(Records from a collection)
## START

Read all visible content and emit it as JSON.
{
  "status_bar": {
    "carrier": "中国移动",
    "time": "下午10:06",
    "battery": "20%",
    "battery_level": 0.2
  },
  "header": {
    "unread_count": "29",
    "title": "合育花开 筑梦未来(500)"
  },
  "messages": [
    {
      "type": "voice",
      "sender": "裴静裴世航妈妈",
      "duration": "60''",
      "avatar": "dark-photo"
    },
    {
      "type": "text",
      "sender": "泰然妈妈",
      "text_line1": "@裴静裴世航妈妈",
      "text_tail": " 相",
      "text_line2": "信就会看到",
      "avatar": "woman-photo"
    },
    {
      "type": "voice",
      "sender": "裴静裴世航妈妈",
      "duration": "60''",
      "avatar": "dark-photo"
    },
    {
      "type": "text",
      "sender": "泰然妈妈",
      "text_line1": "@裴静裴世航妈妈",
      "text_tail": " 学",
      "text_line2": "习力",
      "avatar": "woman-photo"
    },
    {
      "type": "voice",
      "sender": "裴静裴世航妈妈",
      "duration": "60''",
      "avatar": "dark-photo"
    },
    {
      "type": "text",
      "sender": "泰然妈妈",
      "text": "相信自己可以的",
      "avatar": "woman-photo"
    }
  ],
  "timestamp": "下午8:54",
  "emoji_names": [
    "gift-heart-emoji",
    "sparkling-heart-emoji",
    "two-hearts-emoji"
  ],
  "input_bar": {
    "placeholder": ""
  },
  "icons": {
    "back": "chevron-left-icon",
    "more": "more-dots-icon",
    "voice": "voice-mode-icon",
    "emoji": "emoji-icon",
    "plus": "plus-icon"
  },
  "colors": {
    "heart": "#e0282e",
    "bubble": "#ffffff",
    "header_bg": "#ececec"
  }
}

## END

Write the listing out again, exactly as shown above.

Read all visible content and emit it as JSON.
{
  "status_bar": {
    "carrier": "中国移动",
    "time": "下午10:06",
    "battery": "20%",
    "battery_level": 0.2
  },
  "header": {
    "unread_count": "29",
    "title": "合育花开 筑梦未来(500)"
  },
  "messages": [
    {
      "type": "voice",
      "sender": "裴静裴世航妈妈",
      "duration": "60''",
      "avatar": "dark-photo"
    },
    {
      "type": "text",
      "sender": "泰然妈妈",
      "text_line1": "@裴静裴世航妈妈",
      "text_tail": " 相",
      "text_line2": "信就会看到",
      "avatar": "woman-photo"
    },
    {
      "type": "voice",
      "sender": "裴静裴世航妈妈",
      "duration": "60''",
      "avatar": "dark-photo"
    },
    {
      "type": "text",
      "sender": "泰然妈妈",
      "text_line1": "@裴静裴世航妈妈",
      "text_tail": " 学",
      "text_line2": "习力",
      "avatar": "woman-photo"
    },
    {
      "type": "voice",
      "sender": "裴静裴世航妈妈",
      "duration": "60''",
      "avatar": "dark-photo"
    },
    {
      "type": "text",
      "sender": "泰然妈妈",
      "text": "相信自己可以的",
      "avatar": "woman-photo"
    }
  ],
  "timestamp": "下午8:54",
  "emoji_names": [
    "gift-heart-emoji",
    "sparkling-heart-emoji",
    "two-hearts-emoji"
  ],
  "input_bar": {
    "placeholder": ""
  },
  "icons": {
    "back": "chevron-left-icon",
    "more": "more-dots-icon",
    "voice": "voice-mode-icon",
    "emoji": "emoji-icon",
    "plus": "plus-icon"
  },
  "colors": {
    "heart": "#e0282e",
    "bubble": "#ffffff",
    "header_bg": "#ececec"
  }
}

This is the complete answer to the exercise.